Tudo o que sei ser


Tudo o que eu sei ser é intensidade. Canceriana da cabeça aos pés. Não sei não fazer drama. Não sei não fazer tempestade em um copo d'água. Não sei não transbordar por todos os cantos em que tropeço. Não sei manter minha boca fechada, nem quando deveria.


Foi no meio desse turbilhão de sentimentos, pensamentos e confusão, que me transformei no vento, para tentar ser um pouco de brisa, mas descobri que estava mais para a intensidade de um furacão. Tentei ser chama morna, crepitante, que aquece, mas eu era o fogo que alastrava e tudo queimava. Tentei ser terra firme, sólida, resistente. Acontece que eu era instável demais, flutuante demais. Mais para terremoto percorrendo o o chão, desestabilizando a superfície, prometendo desmoronar.


Foi então que eu me fiz palavras, textos e poesia. Para ver se conseguia calar e acalmar o mar que parecia rugir turbulento aqui dentro. Experimentei, finalmente, um pouco de sossego que só águas calmas conseguem trazer. Começo a pensar se não existem certas propriedades terapêuticas nas palavras, seja através da fala ou da escrita. Como um remédio que funciona lentamente, colocando no lugar todas as pecinhas que antes pareciam fora de lugar.

SOBRE O LOOK
O comprimendo mídi anda bem em alta de um tempinho pra cá, e confesso que não via a hora de ter uma no guarda roupa, então, aproveitei uma disciplina da faculdade em que deveríamos confeccionar algumas peças de roupa, e fiz uma para mim, com modelagem meio-godê. Essa mais rodadinha sabe? E desde então ela é a minha xodó, porque além de confortável, leve para os dias quentes e prática, deixa qualquer look estiloso, com aquela carinha tumblr. Como ficou um pouco grande (calculei mal minhas medidas, rsrs), usei um cinto fino para segurar. Nos pés coloquei uma sapatilha bege e um cropped branco.

INFORMAÇÕES EXTRAÍDAS —
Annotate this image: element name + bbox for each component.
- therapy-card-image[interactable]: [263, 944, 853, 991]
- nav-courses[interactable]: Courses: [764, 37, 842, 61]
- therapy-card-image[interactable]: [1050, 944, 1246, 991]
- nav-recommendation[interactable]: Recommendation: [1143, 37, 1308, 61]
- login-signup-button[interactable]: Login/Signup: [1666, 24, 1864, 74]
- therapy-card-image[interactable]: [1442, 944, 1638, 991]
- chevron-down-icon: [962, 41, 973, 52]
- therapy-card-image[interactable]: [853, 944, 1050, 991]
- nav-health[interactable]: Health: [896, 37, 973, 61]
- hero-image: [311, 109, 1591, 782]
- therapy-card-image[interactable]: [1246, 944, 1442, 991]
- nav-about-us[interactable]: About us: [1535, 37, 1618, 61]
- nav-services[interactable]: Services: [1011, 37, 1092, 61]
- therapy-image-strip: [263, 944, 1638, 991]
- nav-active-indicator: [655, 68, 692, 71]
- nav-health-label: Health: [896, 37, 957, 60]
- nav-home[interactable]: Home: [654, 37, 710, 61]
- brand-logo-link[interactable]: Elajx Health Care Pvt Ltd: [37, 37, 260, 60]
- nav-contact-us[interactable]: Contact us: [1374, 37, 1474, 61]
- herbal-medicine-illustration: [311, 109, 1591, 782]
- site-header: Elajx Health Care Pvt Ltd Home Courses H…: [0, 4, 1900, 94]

OBJETIVO DO EXERCÍCIO —
Responda, com base no texto, às perguntas a seguir.
(a) Que palavra o texto usa para indicar o signo de quem escreve?
(b) Em que ocasião da faculdade a peça com modelagem meio-godê foi feita?
(c) O que foi usado nos pés no look descrito?

RESPOSTA DO EXERCÍCIO —
(a) Canceriana.
(b) Em uma disciplina da faculdade em que era preciso confeccionar algumas peças de roupa.
(c) Uma sapatilha bege.